Material supplied:
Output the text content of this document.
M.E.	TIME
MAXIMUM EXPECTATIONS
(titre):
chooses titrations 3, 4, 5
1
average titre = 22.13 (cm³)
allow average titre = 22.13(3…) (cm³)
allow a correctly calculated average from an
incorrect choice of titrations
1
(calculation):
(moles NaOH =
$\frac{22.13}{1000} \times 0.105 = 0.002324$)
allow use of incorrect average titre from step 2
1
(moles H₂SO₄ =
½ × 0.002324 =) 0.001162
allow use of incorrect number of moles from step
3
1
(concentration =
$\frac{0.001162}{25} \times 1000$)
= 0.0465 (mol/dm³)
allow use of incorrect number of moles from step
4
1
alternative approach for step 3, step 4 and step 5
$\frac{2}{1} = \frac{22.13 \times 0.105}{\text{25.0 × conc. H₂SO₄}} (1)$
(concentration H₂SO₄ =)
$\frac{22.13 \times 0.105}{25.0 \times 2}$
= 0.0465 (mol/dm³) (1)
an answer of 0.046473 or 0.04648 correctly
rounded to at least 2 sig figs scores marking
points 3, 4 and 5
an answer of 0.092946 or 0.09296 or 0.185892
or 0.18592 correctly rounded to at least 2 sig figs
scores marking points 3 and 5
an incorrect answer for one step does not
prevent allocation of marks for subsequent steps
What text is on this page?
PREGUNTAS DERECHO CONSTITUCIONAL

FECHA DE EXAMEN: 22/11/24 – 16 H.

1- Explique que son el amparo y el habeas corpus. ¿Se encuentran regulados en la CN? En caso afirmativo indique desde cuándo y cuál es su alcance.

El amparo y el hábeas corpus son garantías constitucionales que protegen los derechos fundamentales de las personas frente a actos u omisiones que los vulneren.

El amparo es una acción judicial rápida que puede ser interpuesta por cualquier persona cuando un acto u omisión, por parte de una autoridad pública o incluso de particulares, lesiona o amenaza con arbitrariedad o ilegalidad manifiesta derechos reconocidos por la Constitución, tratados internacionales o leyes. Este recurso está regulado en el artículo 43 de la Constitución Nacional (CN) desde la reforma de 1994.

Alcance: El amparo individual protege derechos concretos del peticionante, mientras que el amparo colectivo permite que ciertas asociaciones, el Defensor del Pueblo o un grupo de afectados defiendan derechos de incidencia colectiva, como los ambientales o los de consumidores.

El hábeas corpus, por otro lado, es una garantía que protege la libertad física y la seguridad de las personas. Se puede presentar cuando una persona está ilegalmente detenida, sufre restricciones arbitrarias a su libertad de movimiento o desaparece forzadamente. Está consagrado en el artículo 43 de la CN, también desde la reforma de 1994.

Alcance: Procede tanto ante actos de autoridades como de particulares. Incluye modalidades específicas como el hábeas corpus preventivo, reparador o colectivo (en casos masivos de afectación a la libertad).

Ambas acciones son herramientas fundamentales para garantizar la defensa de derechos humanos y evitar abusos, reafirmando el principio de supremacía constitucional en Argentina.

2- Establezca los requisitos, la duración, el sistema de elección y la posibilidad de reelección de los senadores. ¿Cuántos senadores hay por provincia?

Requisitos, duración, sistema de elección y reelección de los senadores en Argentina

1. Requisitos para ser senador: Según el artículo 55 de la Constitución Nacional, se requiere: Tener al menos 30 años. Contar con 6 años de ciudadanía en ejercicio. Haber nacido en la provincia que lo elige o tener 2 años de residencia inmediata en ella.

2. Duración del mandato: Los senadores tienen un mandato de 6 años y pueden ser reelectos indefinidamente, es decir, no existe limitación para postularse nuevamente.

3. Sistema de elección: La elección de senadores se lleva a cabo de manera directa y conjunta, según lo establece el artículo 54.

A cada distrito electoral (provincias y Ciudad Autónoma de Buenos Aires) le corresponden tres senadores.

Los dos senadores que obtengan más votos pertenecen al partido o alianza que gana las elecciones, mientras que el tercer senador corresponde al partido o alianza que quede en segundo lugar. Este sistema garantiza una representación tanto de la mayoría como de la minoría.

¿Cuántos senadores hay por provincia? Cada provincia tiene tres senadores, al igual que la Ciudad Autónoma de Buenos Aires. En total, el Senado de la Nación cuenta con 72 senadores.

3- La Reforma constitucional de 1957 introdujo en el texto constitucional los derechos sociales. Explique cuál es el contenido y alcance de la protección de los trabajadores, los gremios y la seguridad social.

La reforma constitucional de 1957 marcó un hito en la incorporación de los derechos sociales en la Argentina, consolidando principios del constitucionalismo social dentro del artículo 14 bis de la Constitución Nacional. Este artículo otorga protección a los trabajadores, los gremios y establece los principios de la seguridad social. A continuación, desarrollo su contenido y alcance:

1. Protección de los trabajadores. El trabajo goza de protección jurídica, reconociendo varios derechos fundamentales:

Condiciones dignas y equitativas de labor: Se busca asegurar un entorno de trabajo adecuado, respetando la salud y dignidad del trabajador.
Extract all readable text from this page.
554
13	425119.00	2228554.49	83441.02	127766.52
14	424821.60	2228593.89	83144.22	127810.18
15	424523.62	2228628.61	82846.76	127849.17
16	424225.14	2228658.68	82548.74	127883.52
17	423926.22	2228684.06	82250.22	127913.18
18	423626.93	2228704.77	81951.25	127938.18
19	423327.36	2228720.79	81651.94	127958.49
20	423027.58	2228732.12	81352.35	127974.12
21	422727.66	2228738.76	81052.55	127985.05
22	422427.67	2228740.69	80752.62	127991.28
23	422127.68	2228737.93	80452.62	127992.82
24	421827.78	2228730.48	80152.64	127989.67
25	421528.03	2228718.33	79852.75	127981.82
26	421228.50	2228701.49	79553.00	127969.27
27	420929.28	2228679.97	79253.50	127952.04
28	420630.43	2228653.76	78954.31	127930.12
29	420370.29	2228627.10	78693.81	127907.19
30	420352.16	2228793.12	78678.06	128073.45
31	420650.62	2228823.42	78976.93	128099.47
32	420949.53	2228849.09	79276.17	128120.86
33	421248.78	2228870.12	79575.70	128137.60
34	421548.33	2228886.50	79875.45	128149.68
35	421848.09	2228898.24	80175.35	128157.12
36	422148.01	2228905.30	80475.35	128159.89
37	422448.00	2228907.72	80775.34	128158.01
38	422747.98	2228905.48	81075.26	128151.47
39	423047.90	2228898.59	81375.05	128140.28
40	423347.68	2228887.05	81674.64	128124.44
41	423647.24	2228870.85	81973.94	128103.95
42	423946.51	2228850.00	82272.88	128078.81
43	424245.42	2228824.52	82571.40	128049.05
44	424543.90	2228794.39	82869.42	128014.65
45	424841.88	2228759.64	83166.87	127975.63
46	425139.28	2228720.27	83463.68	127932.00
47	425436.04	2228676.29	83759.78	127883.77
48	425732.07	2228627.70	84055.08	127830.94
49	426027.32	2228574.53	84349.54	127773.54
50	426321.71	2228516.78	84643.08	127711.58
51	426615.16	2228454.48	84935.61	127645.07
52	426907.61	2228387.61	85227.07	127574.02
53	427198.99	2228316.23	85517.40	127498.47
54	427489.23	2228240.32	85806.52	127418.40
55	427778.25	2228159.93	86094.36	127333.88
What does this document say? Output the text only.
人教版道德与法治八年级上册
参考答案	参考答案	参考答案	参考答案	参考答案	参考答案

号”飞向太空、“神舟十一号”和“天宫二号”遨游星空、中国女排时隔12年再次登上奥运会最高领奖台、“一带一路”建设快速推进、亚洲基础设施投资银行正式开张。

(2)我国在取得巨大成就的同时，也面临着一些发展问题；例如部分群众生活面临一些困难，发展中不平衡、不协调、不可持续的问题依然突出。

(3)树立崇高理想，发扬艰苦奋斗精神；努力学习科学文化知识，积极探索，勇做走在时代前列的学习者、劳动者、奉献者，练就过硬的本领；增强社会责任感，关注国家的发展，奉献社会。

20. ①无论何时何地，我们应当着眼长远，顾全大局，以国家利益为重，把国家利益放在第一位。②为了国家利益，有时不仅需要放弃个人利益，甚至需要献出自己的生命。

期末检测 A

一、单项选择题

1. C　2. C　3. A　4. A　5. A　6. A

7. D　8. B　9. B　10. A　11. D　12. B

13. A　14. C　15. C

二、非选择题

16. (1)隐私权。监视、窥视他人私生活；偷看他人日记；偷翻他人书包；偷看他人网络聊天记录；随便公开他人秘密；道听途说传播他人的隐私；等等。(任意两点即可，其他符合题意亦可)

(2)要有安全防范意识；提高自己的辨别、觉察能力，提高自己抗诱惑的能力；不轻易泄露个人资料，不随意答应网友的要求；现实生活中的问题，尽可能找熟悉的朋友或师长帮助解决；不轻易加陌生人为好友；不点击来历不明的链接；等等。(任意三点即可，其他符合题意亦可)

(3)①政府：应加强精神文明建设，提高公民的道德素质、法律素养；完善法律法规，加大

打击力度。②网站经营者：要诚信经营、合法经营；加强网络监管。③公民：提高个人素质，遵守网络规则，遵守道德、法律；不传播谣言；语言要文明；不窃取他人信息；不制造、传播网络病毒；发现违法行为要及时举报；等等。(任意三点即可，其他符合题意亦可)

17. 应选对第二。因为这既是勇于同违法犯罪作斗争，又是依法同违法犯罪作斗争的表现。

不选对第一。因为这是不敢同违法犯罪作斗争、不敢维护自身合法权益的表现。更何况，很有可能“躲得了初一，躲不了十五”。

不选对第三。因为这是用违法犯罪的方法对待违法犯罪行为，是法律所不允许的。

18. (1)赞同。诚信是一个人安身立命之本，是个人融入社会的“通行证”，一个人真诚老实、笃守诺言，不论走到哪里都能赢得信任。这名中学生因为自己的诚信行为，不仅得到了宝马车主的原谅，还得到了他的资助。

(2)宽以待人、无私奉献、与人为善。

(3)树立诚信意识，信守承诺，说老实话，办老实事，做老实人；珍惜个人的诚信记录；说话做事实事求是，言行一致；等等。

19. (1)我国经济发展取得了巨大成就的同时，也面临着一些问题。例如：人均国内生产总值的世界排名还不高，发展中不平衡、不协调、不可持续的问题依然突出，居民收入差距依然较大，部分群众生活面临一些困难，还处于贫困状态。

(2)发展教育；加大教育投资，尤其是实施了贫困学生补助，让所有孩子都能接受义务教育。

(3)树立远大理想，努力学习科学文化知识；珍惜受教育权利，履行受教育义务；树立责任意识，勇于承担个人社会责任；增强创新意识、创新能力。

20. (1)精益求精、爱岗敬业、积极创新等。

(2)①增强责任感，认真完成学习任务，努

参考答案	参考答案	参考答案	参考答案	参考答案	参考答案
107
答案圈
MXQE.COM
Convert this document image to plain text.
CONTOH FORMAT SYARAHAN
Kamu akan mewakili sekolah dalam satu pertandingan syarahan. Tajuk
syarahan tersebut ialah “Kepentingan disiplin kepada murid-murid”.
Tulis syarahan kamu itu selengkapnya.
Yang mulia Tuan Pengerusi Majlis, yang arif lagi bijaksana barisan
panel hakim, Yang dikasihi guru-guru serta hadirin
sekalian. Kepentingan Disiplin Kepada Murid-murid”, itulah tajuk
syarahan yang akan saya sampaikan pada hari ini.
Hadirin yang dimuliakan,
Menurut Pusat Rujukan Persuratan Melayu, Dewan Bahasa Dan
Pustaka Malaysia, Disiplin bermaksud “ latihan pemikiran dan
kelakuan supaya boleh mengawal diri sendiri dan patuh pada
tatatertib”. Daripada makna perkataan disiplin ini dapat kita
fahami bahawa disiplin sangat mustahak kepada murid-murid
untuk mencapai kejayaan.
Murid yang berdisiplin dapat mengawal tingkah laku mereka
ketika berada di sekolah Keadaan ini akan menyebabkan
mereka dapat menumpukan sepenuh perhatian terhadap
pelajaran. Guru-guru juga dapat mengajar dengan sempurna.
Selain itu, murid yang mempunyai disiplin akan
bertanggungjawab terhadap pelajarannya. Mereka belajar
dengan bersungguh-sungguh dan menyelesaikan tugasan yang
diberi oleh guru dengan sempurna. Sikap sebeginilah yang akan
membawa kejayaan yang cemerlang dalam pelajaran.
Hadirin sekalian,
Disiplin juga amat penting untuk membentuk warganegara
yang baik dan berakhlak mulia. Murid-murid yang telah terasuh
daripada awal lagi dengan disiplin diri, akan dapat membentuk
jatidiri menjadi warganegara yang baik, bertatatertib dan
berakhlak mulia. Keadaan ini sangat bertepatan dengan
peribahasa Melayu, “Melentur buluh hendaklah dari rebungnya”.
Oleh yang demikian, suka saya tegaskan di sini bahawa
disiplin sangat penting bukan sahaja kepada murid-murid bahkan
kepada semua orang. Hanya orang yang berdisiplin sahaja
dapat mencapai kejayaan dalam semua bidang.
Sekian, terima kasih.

What the task asks: Extract, from the material above, each line holding the word "mengawal".

Task solution:
kelakuan supaya boleh mengawal diri sendiri dan patuh pada
Murid yang berdisiplin dapat mengawal tingkah laku mereka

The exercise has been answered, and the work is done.